◆ **DATA ROWS**
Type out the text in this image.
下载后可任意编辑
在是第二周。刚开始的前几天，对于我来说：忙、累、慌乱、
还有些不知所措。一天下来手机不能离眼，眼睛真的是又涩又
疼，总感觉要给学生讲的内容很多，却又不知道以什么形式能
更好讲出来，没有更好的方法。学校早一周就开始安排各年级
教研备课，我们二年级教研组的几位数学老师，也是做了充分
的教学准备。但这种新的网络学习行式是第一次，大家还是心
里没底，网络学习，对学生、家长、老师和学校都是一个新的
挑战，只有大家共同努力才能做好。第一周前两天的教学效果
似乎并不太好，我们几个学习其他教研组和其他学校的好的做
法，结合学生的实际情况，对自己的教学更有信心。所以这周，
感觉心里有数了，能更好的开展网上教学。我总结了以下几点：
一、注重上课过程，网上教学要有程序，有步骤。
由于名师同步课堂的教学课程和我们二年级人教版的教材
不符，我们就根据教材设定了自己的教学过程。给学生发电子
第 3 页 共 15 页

◆ **WHAT NEEDS TO BE DONE**
Output all of the material exactly as written.

◆ **ANSWER FOR THE TASK**
Type out the text in this image.
下载后可任意编辑
在是第二周。刚开始的前几天，对于我来说：忙、累、慌乱、
还有些不知所措。一天下来手机不能离眼，眼睛真的是又涩又
疼，总感觉要给学生讲的内容很多，却又不知道以什么形式能
更好讲出来，没有更好的方法。学校早一周就开始安排各年级
教研备课，我们二年级教研组的几位数学老师，也是做了充分
的教学准备。但这种新的网络学习行式是第一次，大家还是心
里没底，网络学习，对学生、家长、老师和学校都是一个新的
挑战，只有大家共同努力才能做好。第一周前两天的教学效果
似乎并不太好，我们几个学习其他教研组和其他学校的好的做
法，结合学生的实际情况，对自己的教学更有信心。所以这周，
感觉心里有数了，能更好的开展网上教学。我总结了以下几点：
一、注重上课过程，网上教学要有程序，有步骤。
由于名师同步课堂的教学课程和我们二年级人教版的教材
不符，我们就根据教材设定了自己的教学过程。给学生发电子
第 3 页 共 15 页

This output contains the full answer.